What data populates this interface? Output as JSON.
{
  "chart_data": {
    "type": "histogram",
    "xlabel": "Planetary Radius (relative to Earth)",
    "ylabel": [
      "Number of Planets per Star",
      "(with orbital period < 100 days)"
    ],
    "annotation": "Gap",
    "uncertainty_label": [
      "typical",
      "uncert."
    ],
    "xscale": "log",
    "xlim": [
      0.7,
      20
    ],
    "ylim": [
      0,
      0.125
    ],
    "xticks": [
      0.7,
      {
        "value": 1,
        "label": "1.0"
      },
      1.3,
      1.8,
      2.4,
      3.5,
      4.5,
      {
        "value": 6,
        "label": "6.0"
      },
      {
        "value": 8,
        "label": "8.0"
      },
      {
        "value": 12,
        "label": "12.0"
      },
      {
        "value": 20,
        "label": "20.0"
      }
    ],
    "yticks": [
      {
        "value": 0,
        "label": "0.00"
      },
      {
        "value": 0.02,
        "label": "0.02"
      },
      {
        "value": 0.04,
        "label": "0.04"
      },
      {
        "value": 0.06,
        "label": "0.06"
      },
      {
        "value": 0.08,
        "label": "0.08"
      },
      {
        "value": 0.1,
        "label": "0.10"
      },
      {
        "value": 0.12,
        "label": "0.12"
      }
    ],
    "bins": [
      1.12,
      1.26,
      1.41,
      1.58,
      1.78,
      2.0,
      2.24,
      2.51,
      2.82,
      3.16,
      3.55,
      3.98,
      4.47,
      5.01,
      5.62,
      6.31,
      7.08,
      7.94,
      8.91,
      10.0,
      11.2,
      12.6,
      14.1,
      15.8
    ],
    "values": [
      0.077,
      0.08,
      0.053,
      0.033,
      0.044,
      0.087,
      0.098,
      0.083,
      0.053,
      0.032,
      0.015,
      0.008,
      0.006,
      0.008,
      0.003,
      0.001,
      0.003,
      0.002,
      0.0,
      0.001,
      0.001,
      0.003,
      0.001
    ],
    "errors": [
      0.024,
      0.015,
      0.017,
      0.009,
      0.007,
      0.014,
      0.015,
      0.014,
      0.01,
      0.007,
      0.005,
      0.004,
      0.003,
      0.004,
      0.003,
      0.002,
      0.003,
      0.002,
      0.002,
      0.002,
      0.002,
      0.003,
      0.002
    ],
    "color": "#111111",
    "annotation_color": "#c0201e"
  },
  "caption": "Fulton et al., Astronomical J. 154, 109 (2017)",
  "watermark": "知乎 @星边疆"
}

:::

Written problem
Print back all the lines verbatim.

Solution for this task
What data populates this interface? Output as JSON.
{
  "chart_data": {
    "type": "histogram",
    "xlabel": "Planetary Radius (relative to Earth)",
    "ylabel": [
      "Number of Planets per Star",
      "(with orbital period < 100 days)"
    ],
    "annotation": "Gap",
    "uncertainty_label": [
      "typical",
      "uncert."
    ],
    "xscale": "log",
    "xlim": [
      0.7,
      20
    ],
    "ylim": [
      0,
      0.125
    ],
    "xticks": [
      0.7,
      {
        "value": 1,
        "label": "1.0"
      },
      1.3,
      1.8,
      2.4,
      3.5,
      4.5,
      {
        "value": 6,
        "label": "6.0"
      },
      {
        "value": 8,
        "label": "8.0"
      },
      {
        "value": 12,
        "label": "12.0"
      },
      {
        "value": 20,
        "label": "20.0"
      }
    ],
    "yticks": [
      {
        "value": 0,
        "label": "0.00"
      },
      {
        "value": 0.02,
        "label": "0.02"
      },
      {
        "value": 0.04,
        "label": "0.04"
      },
      {
        "value": 0.06,
        "label": "0.06"
      },
      {
        "value": 0.08,
        "label": "0.08"
      },
      {
        "value": 0.1,
        "label": "0.10"
      },
      {
        "value": 0.12,
        "label": "0.12"
      }
    ],
    "bins": [
      1.12,
      1.26,
      1.41,
      1.58,
      1.78,
      2.0,
      2.24,
      2.51,
      2.82,
      3.16,
      3.55,
      3.98,
      4.47,
      5.01,
      5.62,
      6.31,
      7.08,
      7.94,
      8.91,
      10.0,
      11.2,
      12.6,
      14.1,
      15.8
    ],
    "values": [
      0.077,
      0.08,
      0.053,
      0.033,
      0.044,
      0.087,
      0.098,
      0.083,
      0.053,
      0.032,
      0.015,
      0.008,
      0.006,
      0.008,
      0.003,
      0.001,
      0.003,
      0.002,
      0.0,
      0.001,
      0.001,
      0.003,
      0.001
    ],
    "errors": [
      0.024,
      0.015,
      0.017,
      0.009,
      0.007,
      0.014,
      0.015,
      0.014,
      0.01,
      0.007,
      0.005,
      0.004,
      0.003,
      0.004,
      0.003,
      0.002,
      0.003,
      0.002,
      0.002,
      0.002,
      0.002,
      0.003,
      0.002
    ],
    "color": "#111111",
    "annotation_color": "#c0201e"
  },
  "caption": "Fulton et al., Astronomical J. 154, 109 (2017)",
  "watermark": "知乎 @星边疆"
}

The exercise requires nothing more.